(Collected data)
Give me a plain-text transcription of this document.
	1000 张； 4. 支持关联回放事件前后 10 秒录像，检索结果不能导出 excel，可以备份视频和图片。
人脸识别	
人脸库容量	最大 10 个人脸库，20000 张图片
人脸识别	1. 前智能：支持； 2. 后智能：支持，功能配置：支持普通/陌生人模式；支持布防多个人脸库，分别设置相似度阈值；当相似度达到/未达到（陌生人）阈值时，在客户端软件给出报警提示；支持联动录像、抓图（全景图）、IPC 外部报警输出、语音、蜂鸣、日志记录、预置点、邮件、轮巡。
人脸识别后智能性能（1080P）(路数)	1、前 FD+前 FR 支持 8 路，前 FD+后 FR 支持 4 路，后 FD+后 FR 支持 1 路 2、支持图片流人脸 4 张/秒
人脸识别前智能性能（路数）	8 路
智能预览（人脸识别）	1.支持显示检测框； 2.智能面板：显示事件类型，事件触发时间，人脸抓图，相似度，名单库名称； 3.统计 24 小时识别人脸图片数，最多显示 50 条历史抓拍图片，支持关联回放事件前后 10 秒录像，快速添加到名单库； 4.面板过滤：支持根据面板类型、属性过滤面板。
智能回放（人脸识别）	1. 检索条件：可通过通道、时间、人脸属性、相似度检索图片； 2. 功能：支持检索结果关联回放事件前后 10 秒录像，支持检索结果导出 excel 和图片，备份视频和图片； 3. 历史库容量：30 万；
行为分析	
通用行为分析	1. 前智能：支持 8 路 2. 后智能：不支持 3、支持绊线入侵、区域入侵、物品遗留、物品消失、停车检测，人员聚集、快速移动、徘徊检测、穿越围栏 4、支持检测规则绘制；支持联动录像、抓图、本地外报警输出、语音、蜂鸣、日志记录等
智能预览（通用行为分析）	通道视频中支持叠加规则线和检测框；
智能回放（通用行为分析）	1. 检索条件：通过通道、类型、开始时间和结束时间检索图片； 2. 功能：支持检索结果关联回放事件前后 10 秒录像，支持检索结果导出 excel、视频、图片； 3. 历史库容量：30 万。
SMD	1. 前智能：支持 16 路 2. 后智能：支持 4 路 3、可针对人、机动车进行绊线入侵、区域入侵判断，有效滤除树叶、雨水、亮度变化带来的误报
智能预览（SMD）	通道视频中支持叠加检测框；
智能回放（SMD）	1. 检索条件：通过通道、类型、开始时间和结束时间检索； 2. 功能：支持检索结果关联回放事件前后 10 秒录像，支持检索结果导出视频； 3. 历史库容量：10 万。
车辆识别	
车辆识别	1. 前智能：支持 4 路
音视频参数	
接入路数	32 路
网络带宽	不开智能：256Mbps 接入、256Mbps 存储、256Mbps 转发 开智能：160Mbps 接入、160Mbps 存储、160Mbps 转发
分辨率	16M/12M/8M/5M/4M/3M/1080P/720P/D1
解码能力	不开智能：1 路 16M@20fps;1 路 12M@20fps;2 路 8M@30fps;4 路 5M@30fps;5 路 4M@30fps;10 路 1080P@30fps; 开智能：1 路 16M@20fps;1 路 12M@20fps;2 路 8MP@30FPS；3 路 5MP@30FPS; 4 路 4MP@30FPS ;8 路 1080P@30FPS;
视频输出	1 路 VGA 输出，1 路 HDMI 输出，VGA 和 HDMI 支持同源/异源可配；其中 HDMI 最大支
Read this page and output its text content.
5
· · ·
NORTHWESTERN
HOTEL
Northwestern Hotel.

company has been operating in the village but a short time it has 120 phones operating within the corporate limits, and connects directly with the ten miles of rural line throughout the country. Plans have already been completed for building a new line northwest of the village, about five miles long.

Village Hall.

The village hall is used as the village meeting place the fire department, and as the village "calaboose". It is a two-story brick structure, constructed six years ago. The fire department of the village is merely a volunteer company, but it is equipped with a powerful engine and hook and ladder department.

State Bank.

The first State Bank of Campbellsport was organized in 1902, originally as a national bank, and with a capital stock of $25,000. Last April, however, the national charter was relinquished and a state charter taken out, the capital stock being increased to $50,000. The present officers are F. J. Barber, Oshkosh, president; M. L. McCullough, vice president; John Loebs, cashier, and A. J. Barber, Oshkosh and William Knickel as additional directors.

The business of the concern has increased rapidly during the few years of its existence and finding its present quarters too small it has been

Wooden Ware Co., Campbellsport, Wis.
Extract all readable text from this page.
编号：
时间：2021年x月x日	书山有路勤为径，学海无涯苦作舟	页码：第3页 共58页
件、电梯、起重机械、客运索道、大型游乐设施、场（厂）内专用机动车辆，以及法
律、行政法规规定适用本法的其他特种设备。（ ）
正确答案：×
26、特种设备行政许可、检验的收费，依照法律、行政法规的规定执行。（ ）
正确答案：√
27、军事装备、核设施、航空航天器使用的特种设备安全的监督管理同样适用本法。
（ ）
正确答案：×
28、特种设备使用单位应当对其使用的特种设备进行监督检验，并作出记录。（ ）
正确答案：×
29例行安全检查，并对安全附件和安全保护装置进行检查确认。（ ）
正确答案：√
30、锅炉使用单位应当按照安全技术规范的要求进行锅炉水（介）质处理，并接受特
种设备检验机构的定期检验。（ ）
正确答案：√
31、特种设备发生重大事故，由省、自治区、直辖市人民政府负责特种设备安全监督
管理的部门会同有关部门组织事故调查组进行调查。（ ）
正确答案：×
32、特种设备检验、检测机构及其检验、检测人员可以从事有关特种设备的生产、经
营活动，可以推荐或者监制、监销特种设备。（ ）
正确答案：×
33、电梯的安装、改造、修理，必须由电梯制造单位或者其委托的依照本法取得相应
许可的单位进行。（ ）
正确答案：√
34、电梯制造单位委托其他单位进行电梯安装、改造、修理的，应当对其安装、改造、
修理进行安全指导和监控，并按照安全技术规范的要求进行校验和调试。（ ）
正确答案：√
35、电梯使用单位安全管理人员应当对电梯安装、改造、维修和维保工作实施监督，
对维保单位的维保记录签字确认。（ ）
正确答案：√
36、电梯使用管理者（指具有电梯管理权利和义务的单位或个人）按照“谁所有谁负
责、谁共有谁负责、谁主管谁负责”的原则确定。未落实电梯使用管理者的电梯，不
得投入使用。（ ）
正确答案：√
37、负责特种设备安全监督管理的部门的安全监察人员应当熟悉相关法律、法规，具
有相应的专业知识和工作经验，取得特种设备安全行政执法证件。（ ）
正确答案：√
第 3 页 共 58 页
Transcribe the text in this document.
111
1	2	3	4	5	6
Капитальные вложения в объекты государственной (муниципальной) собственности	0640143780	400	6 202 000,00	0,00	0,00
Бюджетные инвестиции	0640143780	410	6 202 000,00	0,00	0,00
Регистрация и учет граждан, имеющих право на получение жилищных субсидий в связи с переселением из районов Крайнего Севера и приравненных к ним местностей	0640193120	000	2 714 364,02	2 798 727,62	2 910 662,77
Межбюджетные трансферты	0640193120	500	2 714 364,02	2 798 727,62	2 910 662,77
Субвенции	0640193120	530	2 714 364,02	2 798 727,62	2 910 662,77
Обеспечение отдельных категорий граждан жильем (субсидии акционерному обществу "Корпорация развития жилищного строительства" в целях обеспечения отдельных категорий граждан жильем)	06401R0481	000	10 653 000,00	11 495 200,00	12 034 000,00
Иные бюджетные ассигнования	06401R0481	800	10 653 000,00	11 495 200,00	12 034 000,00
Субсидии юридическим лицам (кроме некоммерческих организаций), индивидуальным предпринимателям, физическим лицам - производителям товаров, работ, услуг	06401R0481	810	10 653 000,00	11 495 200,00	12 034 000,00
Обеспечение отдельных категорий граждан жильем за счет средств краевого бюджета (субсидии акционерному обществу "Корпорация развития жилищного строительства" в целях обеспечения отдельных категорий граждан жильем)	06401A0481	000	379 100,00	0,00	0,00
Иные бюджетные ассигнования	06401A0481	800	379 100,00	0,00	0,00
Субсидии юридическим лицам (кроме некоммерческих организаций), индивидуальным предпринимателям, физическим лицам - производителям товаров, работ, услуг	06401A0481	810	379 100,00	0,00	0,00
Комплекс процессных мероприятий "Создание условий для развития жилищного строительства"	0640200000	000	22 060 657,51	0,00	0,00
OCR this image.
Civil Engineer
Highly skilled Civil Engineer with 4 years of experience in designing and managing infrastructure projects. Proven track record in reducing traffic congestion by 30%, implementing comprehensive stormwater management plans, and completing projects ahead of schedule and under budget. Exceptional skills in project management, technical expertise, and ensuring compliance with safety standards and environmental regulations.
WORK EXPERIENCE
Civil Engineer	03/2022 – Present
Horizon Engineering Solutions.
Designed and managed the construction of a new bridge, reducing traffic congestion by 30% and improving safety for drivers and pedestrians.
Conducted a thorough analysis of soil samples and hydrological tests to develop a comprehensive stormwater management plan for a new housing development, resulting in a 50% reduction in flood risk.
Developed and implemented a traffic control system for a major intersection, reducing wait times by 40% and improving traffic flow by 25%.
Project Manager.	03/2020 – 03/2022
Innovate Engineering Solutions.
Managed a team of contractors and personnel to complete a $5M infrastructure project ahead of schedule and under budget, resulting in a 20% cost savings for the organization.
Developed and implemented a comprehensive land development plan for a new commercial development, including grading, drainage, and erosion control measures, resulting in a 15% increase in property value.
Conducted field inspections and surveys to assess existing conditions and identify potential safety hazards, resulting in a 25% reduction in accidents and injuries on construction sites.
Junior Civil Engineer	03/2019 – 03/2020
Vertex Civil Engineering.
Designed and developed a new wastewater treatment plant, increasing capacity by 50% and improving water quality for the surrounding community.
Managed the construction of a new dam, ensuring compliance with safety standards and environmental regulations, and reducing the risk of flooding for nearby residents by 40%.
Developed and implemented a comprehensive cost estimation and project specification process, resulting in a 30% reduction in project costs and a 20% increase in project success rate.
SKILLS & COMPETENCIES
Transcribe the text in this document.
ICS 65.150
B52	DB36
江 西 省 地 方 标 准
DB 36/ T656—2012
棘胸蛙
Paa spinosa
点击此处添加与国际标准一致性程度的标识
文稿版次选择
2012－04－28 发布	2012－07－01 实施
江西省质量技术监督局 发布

▶ _THE TASK_: Copy each line of the listing that includes "excel".

▶ _EXPECTED ANSWER_:
	1000 张； 4. 支持关联回放事件前后 10 秒录像，检索结果不能导出 excel，可以备份视频和图片。
智能回放（人脸识别）	1. 检索条件：可通过通道、时间、人脸属性、相似度检索图片； 2. 功能：支持检索结果关联回放事件前后 10 秒录像，支持检索结果导出 excel 和图片，备份视频和图片； 3. 历史库容量：30 万；
智能回放（通用行为分析）	1. 检索条件：通过通道、类型、开始时间和结束时间检索图片； 2. 功能：支持检索结果关联回放事件前后 10 秒录像，支持检索结果导出 excel、视频、图片； 3. 历史库容量：30 万。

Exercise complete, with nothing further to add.